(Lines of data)
▬▬▬▬▬▬
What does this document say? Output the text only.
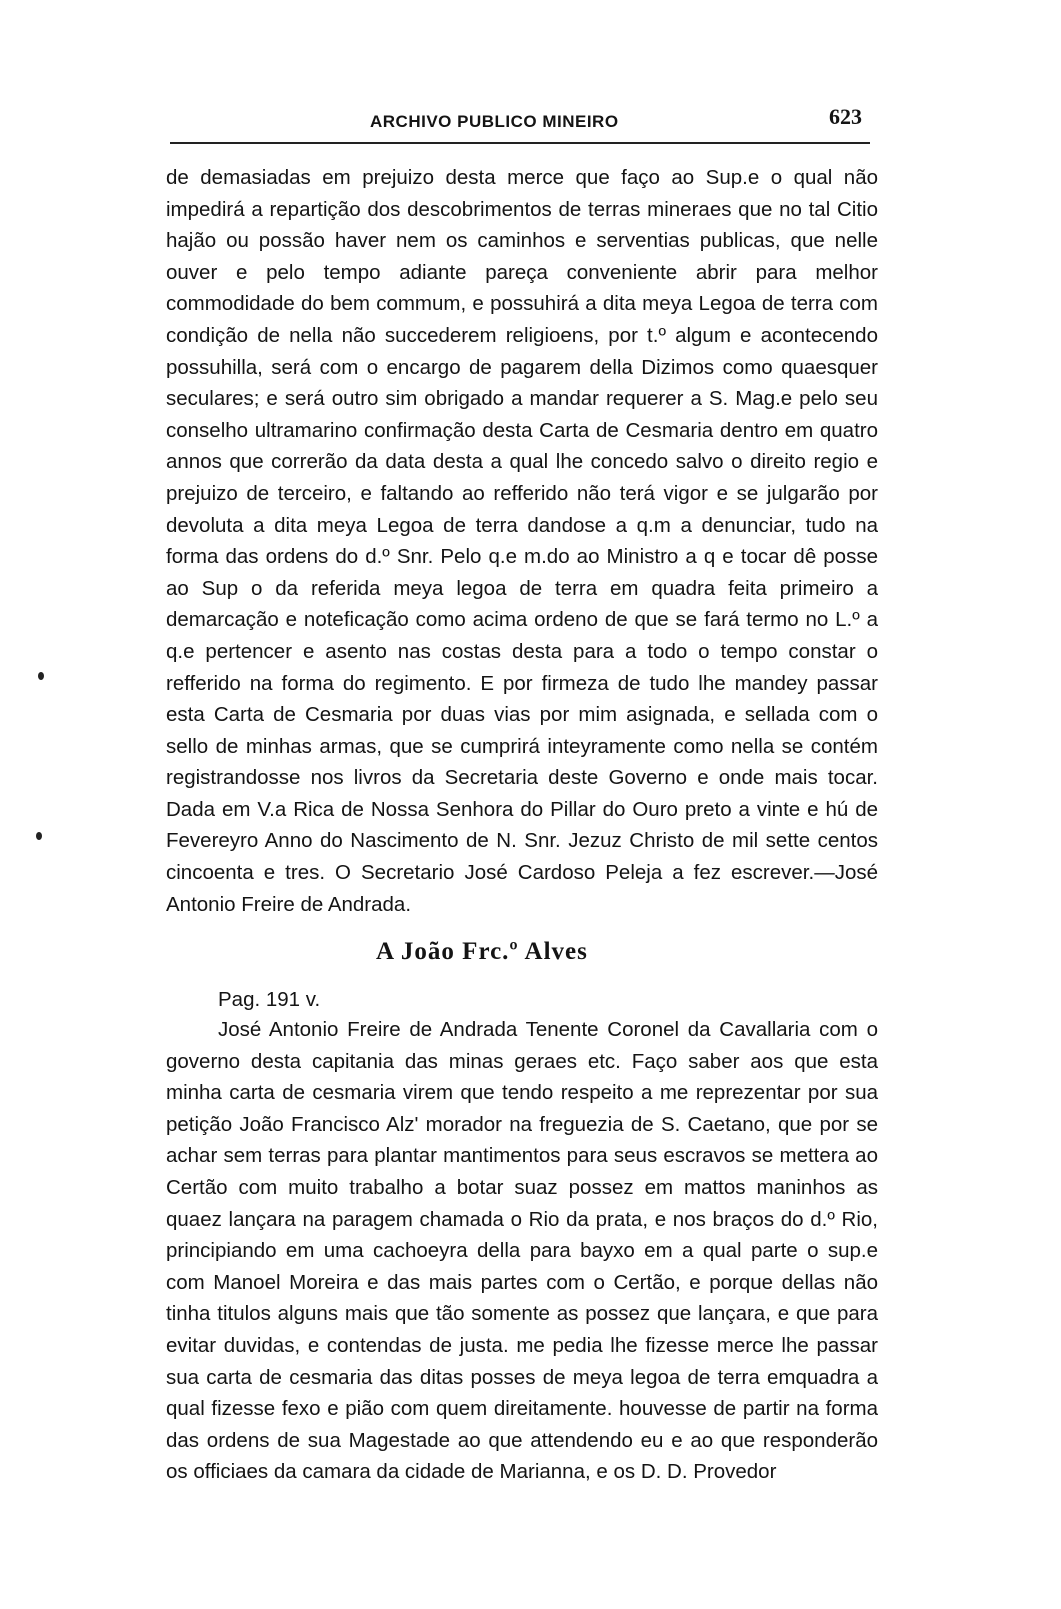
ARCHIVO PUBLICO MINEIRO	623

de demasiadas em prejuizo desta merce que faço ao Sup.e o qual não impedirá a repartição dos descobrimentos de terras mineraes que no tal Citio hajão ou possão haver nem os caminhos e serventias publicas, que nelle ouver e pelo tempo adiante pareça conveniente abrir para melhor commodidade do bem commum, e possuhirá a dita meya Legoa de terra com condição de nella não succederem religioens, por t.º algum e acontecendo possuhilla, será com o encargo de pagarem della Dizimos como quaesquer seculares; e será outro sim obrigado a mandar requerer a S. Mag.e pelo seu conselho ultramarino confirmação desta Carta de Cesmaria dentro em quatro annos que correrão da data desta a qual lhe concedo salvo o direito regio e prejuizo de terceiro, e faltando ao refferido não terá vigor e se julgarão por devoluta a dita meya Legoa de terra dandose a q.m a denunciar, tudo na forma das ordens do d.º Snr. Pelo q.e m.do ao Ministro a q e tocar dê posse ao Sup o da referida meya legoa de terra em quadra feita primeiro a demarcação e noteficação como acima ordeno de que se fará termo no L.º a q.e pertencer e asento nas costas desta para a todo o tempo constar o refferido na forma do regimento. E por firmeza de tudo lhe mandey passar esta Carta de Cesmaria por duas vias por mim asignada, e sellada com o sello de minhas armas, que se cumprirá inteyramente como nella se contém registrandosse nos livros da Secretaria deste Governo e onde mais tocar. Dada em V.a Rica de Nossa Senhora do Pillar do Ouro preto a vinte e hú de Fevereyro Anno do Nascimento de N. Snr. Jezuz Christo de mil sette centos cincoenta e tres. O Secretario José Cardoso Peleja a fez escrever.—José Antonio Freire de Andrada.

A João Frc.º Alves
Pag. 191 v.

José Antonio Freire de Andrada Tenente Coronel da Cavallaria com o governo desta capitania das minas geraes etc. Faço saber aos que esta minha carta de cesmaria virem que tendo respeito a me reprezentar por sua petição João Francisco Alz' morador na freguezia de S. Caetano, que por se achar sem terras para plantar mantimentos para seus escravos se mettera ao Certão com muito trabalho a botar suaz possez em mattos maninhos as quaez lançara na paragem chamada o Rio da prata, e nos braços do d.º Rio, principiando em uma cachoeyra della para bayxo em a qual parte o sup.e com Manoel Moreira e das mais partes com o Certão, e porque dellas não tinha titulos alguns mais que tão somente as possez que lançara, e que para evitar duvidas, e contendas de justa. me pedia lhe fizesse merce lhe passar sua carta de cesmaria das ditas posses de meya legoa de terra emquadra a qual fizesse fexo e pião com quem direitamente. houvesse de partir na forma das ordens de sua Magestade ao que attendendo eu e ao que responderão os officiaes da camara da cidade de Marianna, e os D. D. Provedor
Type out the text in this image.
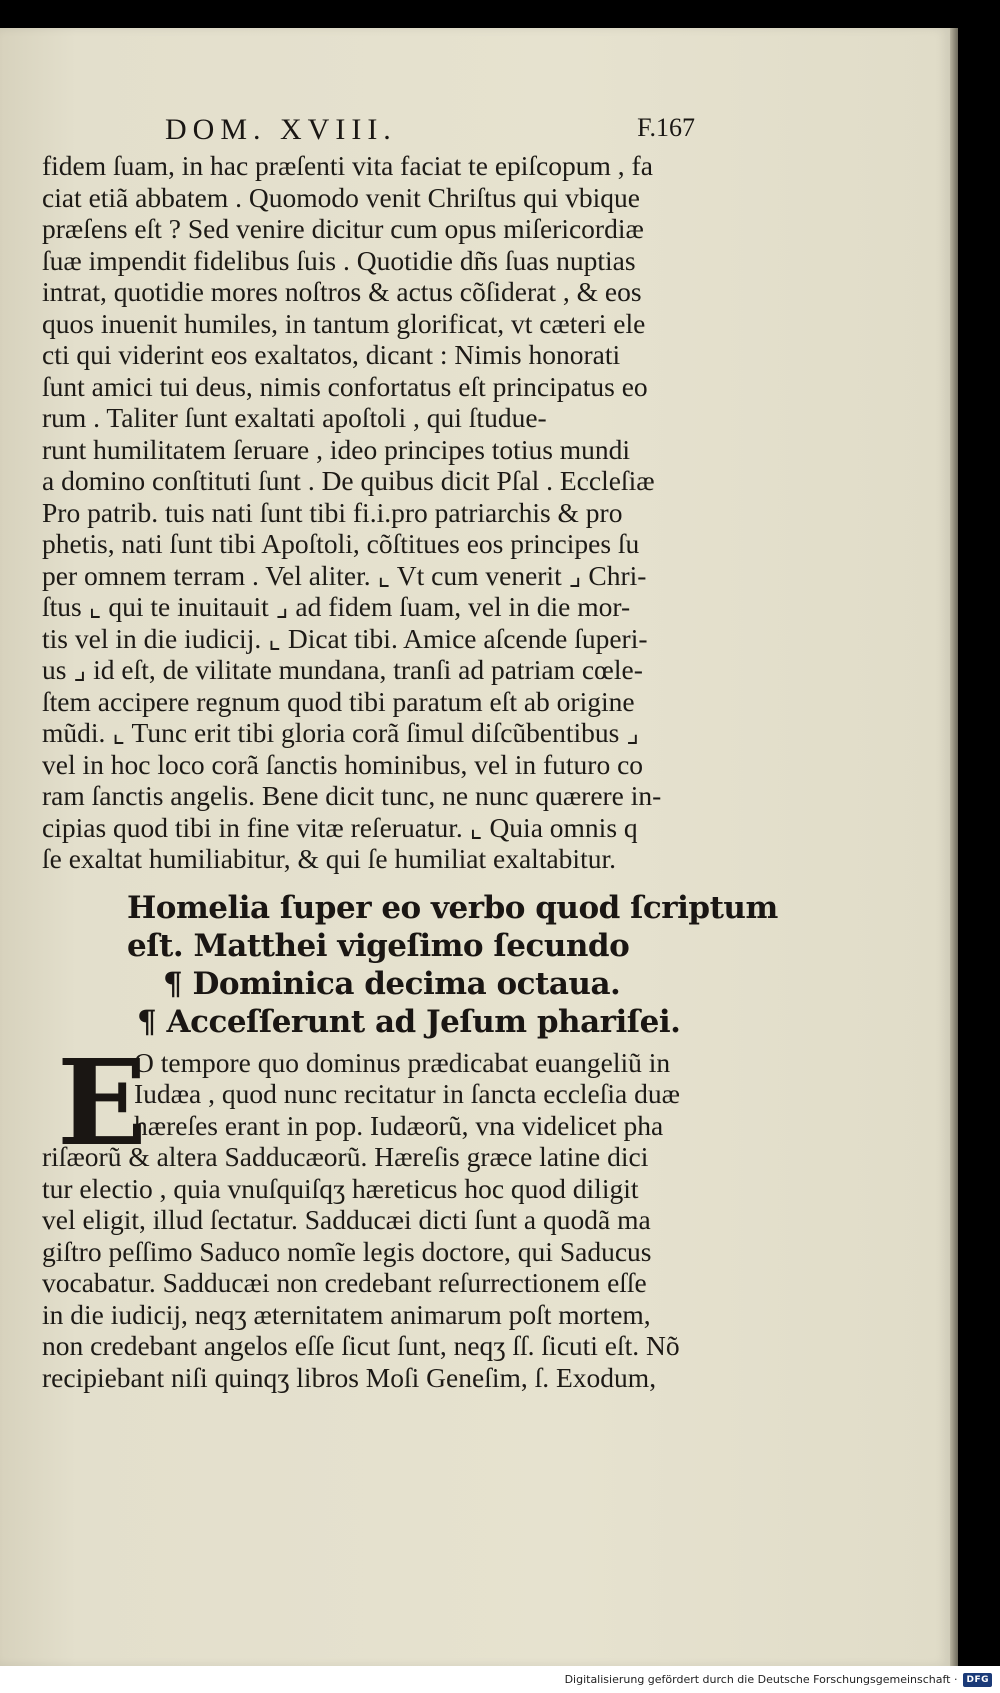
DOM. XVIII.	F.167
fidem ſuam, in hac præſenti vita faciat te epiſcopum , fa
ciat etiã abbatem . Quomodo venit Chriſtus qui vbique
præſens eſt ? Sed venire dicitur cum opus miſericordiæ
ſuæ impendit fidelibus ſuis . Quotidie dñs ſuas nuptias
intrat, quotidie mores noſtros & actus cõſiderat , & eos
quos inuenit humiles, in tantum glorificat, vt cæteri ele
cti qui viderint eos exaltatos, dicant : Nimis honorati
ſunt amici tui deus, nimis confortatus eſt principatus eo
rum . Taliter ſunt exaltati apoſtoli , qui ſtudue-
runt humilitatem ſeruare , ideo principes totius mundi
a domino conſtituti ſunt . De quibus dicit Pſal . Eccleſiæ
Pro patrib. tuis nati ſunt tibi fi.i.pro patriarchis & pro
phetis, nati ſunt tibi Apoſtoli, cõſtitues eos principes ſu
per omnem terram . Vel aliter. ⌞ Vt cum venerit ⌟ Chri-
ſtus ⌞ qui te inuitauit ⌟ ad fidem ſuam, vel in die mor-
tis vel in die iudicij. ⌞ Dicat tibi. Amice aſcende ſuperi-
us ⌟ id eſt, de vilitate mundana, tranſi ad patriam cœle-
ſtem accipere regnum quod tibi paratum eſt ab origine
mũdi. ⌞ Tunc erit tibi gloria corã ſimul diſcũbentibus ⌟
vel in hoc loco corã ſanctis hominibus, vel in futuro co
ram ſanctis angelis. Bene dicit tunc, ne nunc quærere in-
cipias quod tibi in fine vitæ reſeruatur. ⌞ Quia omnis q
ſe exaltat humiliabitur, & qui ſe humiliat exaltabitur.
Homelia ſuper eo verbo quod ſcriptum
eſt. Matthei vigeſimo ſecundo
¶ Dominica decima octaua.
¶ Acceſſerunt ad Jeſum phariſei.
E
O tempore quo dominus prædicabat euangeliũ in
Iudæa , quod nunc recitatur in ſancta eccleſia duæ
hæreſes erant in pop. Iudæorũ, vna videlicet pha
riſæorũ & altera Sadducæorũ. Hæreſis græce latine dici
tur electio , quia vnuſquiſqʒ hæreticus hoc quod diligit
vel eligit, illud ſectatur. Sadducæi dicti ſunt a quodã ma
giſtro peſſimo Saduco nomĩe legis doctore, qui Saducus
vocabatur. Sadducæi non credebant reſurrectionem eſſe
in die iudicij, neqʒ æternitatem animarum poſt mortem,
non credebant angelos eſſe ſicut ſunt, neqʒ ſſ. ſicuti eſt. Nõ
recipiebant niſi quinqʒ libros Moſi Geneſim, ſ. Exodum,
Digitalisierung gefördert durch die Deutsche Forschungsgemeinschaft ·	DFG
▬▬▬▬▬▬
### Aim
Copy the records exactly as they appear, excluding images.

### Correct response
What does this document say? Output the text only.
ARCHIVO PUBLICO MINEIRO	623

de demasiadas em prejuizo desta merce que faço ao Sup.e o qual não impedirá a repartição dos descobrimentos de terras mineraes que no tal Citio hajão ou possão haver nem os caminhos e serventias publicas, que nelle ouver e pelo tempo adiante pareça conveniente abrir para melhor commodidade do bem commum, e possuhirá a dita meya Legoa de terra com condição de nella não succederem religioens, por t.º algum e acontecendo possuhilla, será com o encargo de pagarem della Dizimos como quaesquer seculares; e será outro sim obrigado a mandar requerer a S. Mag.e pelo seu conselho ultramarino confirmação desta Carta de Cesmaria dentro em quatro annos que correrão da data desta a qual lhe concedo salvo o direito regio e prejuizo de terceiro, e faltando ao refferido não terá vigor e se julgarão por devoluta a dita meya Legoa de terra dandose a q.m a denunciar, tudo na forma das ordens do d.º Snr. Pelo q.e m.do ao Ministro a q e tocar dê posse ao Sup o da referida meya legoa de terra em quadra feita primeiro a demarcação e noteficação como acima ordeno de que se fará termo no L.º a q.e pertencer e asento nas costas desta para a todo o tempo constar o refferido na forma do regimento. E por firmeza de tudo lhe mandey passar esta Carta de Cesmaria por duas vias por mim asignada, e sellada com o sello de minhas armas, que se cumprirá inteyramente como nella se contém registrandosse nos livros da Secretaria deste Governo e onde mais tocar. Dada em V.a Rica de Nossa Senhora do Pillar do Ouro preto a vinte e hú de Fevereyro Anno do Nascimento de N. Snr. Jezuz Christo de mil sette centos cincoenta e tres. O Secretario José Cardoso Peleja a fez escrever.—José Antonio Freire de Andrada.

A João Frc.º Alves
Pag. 191 v.

José Antonio Freire de Andrada Tenente Coronel da Cavallaria com o governo desta capitania das minas geraes etc. Faço saber aos que esta minha carta de cesmaria virem que tendo respeito a me reprezentar por sua petição João Francisco Alz' morador na freguezia de S. Caetano, que por se achar sem terras para plantar mantimentos para seus escravos se mettera ao Certão com muito trabalho a botar suaz possez em mattos maninhos as quaez lançara na paragem chamada o Rio da prata, e nos braços do d.º Rio, principiando em uma cachoeyra della para bayxo em a qual parte o sup.e com Manoel Moreira e das mais partes com o Certão, e porque dellas não tinha titulos alguns mais que tão somente as possez que lançara, e que para evitar duvidas, e contendas de justa. me pedia lhe fizesse merce lhe passar sua carta de cesmaria das ditas posses de meya legoa de terra emquadra a qual fizesse fexo e pião com quem direitamente. houvesse de partir na forma das ordens de sua Magestade ao que attendendo eu e ao que responderão os officiaes da camara da cidade de Marianna, e os D. D. Provedor
Type out the text in this image.
DOM. XVIII.	F.167
fidem ſuam, in hac præſenti vita faciat te epiſcopum , fa
ciat etiã abbatem . Quomodo venit Chriſtus qui vbique
præſens eſt ? Sed venire dicitur cum opus miſericordiæ
ſuæ impendit fidelibus ſuis . Quotidie dñs ſuas nuptias
intrat, quotidie mores noſtros & actus cõſiderat , & eos
quos inuenit humiles, in tantum glorificat, vt cæteri ele
cti qui viderint eos exaltatos, dicant : Nimis honorati
ſunt amici tui deus, nimis confortatus eſt principatus eo
rum . Taliter ſunt exaltati apoſtoli , qui ſtudue-
runt humilitatem ſeruare , ideo principes totius mundi
a domino conſtituti ſunt . De quibus dicit Pſal . Eccleſiæ
Pro patrib. tuis nati ſunt tibi fi.i.pro patriarchis & pro
phetis, nati ſunt tibi Apoſtoli, cõſtitues eos principes ſu
per omnem terram . Vel aliter. ⌞ Vt cum venerit ⌟ Chri-
ſtus ⌞ qui te inuitauit ⌟ ad fidem ſuam, vel in die mor-
tis vel in die iudicij. ⌞ Dicat tibi. Amice aſcende ſuperi-
us ⌟ id eſt, de vilitate mundana, tranſi ad patriam cœle-
ſtem accipere regnum quod tibi paratum eſt ab origine
mũdi. ⌞ Tunc erit tibi gloria corã ſimul diſcũbentibus ⌟
vel in hoc loco corã ſanctis hominibus, vel in futuro co
ram ſanctis angelis. Bene dicit tunc, ne nunc quærere in-
cipias quod tibi in fine vitæ reſeruatur. ⌞ Quia omnis q
ſe exaltat humiliabitur, & qui ſe humiliat exaltabitur.
Homelia ſuper eo verbo quod ſcriptum
eſt. Matthei vigeſimo ſecundo
¶ Dominica decima octaua.
¶ Acceſſerunt ad Jeſum phariſei.
E
O tempore quo dominus prædicabat euangeliũ in
Iudæa , quod nunc recitatur in ſancta eccleſia duæ
hæreſes erant in pop. Iudæorũ, vna videlicet pha
riſæorũ & altera Sadducæorũ. Hæreſis græce latine dici
tur electio , quia vnuſquiſqʒ hæreticus hoc quod diligit
vel eligit, illud ſectatur. Sadducæi dicti ſunt a quodã ma
giſtro peſſimo Saduco nomĩe legis doctore, qui Saducus
vocabatur. Sadducæi non credebant reſurrectionem eſſe
in die iudicij, neqʒ æternitatem animarum poſt mortem,
non credebant angelos eſſe ſicut ſunt, neqʒ ſſ. ſicuti eſt. Nõ
recipiebant niſi quinqʒ libros Moſi Geneſim, ſ. Exodum,
Digitalisierung gefördert durch die Deutsche Forschungsgemeinschaft ·	DFG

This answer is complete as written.